PROVIDED DATA ▸
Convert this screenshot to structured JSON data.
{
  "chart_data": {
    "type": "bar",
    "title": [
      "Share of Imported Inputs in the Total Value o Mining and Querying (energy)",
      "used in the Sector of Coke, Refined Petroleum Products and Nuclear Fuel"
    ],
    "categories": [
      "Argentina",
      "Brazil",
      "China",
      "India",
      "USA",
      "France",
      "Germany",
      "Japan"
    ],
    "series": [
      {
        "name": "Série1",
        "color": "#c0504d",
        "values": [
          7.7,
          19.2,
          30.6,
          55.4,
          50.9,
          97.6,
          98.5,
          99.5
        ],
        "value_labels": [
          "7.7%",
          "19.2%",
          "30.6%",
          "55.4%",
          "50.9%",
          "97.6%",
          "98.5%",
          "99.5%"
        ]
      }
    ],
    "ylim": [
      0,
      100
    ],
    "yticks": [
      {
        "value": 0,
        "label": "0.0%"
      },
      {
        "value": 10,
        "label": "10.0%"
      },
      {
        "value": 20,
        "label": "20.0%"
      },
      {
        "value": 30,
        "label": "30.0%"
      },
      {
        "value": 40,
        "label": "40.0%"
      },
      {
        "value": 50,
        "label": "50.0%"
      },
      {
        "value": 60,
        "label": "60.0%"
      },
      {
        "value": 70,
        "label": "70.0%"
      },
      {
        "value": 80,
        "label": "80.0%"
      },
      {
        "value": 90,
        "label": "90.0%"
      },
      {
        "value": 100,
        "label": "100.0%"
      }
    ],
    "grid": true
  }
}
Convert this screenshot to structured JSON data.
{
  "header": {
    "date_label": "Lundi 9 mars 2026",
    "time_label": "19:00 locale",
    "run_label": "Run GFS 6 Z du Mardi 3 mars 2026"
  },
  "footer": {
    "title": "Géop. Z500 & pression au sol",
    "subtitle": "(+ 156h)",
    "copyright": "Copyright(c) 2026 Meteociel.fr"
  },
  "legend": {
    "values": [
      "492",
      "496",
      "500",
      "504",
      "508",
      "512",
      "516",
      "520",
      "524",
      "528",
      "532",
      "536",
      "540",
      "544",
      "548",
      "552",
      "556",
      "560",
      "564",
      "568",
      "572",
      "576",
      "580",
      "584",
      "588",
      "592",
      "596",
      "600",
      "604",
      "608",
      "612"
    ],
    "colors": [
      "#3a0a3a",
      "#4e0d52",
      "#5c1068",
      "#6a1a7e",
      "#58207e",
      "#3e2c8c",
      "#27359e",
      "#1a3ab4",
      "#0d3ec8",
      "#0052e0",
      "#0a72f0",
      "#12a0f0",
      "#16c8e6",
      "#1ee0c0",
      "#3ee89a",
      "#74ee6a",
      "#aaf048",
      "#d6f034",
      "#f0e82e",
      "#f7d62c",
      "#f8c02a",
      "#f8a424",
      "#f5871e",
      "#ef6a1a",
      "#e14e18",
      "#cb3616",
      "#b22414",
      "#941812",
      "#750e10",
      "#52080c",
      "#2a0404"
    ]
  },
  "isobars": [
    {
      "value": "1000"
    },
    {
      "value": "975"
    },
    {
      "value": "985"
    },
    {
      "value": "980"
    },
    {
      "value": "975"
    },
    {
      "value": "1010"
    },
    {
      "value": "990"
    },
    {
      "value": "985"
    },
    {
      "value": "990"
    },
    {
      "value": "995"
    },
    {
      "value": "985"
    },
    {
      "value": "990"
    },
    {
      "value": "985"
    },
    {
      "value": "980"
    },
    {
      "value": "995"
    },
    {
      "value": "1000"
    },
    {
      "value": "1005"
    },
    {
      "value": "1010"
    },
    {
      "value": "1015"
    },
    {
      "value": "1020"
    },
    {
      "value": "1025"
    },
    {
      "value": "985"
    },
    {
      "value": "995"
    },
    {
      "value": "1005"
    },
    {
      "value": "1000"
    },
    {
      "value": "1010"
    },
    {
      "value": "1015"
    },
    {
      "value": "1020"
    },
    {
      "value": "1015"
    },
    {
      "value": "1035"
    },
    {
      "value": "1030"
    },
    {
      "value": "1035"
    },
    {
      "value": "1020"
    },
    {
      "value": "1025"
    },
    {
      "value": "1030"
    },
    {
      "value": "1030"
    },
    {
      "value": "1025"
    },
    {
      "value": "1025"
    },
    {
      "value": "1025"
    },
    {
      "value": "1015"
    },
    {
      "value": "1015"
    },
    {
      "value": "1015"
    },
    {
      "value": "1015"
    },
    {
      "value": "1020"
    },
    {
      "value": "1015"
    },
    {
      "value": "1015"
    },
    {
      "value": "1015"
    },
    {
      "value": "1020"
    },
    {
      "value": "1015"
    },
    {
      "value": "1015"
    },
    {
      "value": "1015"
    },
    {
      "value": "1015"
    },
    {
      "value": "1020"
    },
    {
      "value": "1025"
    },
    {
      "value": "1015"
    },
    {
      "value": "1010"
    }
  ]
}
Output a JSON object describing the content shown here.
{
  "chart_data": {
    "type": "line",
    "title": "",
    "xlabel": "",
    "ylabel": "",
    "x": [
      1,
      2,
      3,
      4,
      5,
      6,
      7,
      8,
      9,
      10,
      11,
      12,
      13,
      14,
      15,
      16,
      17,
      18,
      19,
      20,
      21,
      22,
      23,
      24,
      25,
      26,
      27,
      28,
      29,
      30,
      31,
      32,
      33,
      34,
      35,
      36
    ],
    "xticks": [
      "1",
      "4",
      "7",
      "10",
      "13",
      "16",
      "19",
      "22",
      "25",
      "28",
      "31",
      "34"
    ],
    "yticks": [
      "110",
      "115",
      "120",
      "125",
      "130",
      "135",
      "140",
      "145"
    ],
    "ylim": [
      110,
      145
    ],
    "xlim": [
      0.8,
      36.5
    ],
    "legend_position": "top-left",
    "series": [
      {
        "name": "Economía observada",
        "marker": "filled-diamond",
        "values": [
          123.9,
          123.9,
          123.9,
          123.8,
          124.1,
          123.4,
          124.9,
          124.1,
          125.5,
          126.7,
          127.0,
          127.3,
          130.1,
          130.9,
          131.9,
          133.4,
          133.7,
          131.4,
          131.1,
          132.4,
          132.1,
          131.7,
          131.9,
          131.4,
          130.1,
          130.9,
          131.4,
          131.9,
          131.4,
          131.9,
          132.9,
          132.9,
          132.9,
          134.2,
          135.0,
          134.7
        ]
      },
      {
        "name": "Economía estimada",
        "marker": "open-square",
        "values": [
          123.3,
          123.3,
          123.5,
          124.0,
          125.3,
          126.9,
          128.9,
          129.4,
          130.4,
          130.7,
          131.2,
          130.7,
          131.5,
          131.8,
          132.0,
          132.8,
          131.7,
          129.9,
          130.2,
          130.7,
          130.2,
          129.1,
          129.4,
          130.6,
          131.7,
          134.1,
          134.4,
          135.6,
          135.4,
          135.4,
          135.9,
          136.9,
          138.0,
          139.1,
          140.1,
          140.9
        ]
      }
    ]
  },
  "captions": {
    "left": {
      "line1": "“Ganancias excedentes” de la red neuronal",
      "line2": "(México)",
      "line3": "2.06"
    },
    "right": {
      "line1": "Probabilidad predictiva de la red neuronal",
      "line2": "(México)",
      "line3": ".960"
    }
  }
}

GOAL ▸ Find all lines holding the string "name" and copy them.

EXERCISE SOLUTION ▸
        "name": "Série1",
        "name": "Economía observada",
        "name": "Economía estimada",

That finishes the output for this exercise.